Instruction
Select the lines that contain "Вирховъ" and copy each of them.

Supplied data
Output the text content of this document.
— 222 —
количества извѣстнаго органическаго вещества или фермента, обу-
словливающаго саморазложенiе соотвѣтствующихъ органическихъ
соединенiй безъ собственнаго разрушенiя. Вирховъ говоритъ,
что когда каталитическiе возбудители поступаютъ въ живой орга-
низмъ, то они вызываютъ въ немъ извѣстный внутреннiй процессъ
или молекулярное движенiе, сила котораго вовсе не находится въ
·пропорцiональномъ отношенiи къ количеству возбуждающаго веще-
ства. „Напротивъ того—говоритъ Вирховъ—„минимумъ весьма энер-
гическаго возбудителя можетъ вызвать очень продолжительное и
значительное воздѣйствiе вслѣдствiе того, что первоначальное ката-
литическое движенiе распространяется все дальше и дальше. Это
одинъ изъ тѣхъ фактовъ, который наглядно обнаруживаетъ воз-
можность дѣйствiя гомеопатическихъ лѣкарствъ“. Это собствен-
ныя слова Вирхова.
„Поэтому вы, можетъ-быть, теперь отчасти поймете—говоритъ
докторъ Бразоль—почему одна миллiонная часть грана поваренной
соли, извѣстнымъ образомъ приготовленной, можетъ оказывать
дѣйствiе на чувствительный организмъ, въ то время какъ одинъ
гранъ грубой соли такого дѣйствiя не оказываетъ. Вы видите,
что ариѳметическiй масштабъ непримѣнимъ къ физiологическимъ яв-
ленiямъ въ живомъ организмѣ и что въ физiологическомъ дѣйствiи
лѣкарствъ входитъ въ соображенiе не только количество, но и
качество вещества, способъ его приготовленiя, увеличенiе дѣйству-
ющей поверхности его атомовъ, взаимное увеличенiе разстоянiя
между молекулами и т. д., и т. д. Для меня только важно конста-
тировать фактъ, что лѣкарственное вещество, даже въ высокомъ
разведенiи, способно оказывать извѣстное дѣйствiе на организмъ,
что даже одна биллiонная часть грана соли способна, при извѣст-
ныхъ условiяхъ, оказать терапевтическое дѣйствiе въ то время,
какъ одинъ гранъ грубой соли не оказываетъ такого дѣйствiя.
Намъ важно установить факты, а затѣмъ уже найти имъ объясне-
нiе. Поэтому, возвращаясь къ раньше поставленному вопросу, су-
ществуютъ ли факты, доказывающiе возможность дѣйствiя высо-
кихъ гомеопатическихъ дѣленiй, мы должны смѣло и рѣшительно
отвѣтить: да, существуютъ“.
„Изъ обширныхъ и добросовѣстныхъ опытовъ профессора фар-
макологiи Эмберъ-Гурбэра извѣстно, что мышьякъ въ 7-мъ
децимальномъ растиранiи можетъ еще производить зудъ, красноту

Output
соединенiй безъ собственнаго разрушенiя. Вирховъ говоритъ,
ства. „Напротивъ того—говоритъ Вирховъ—„минимумъ весьма энер-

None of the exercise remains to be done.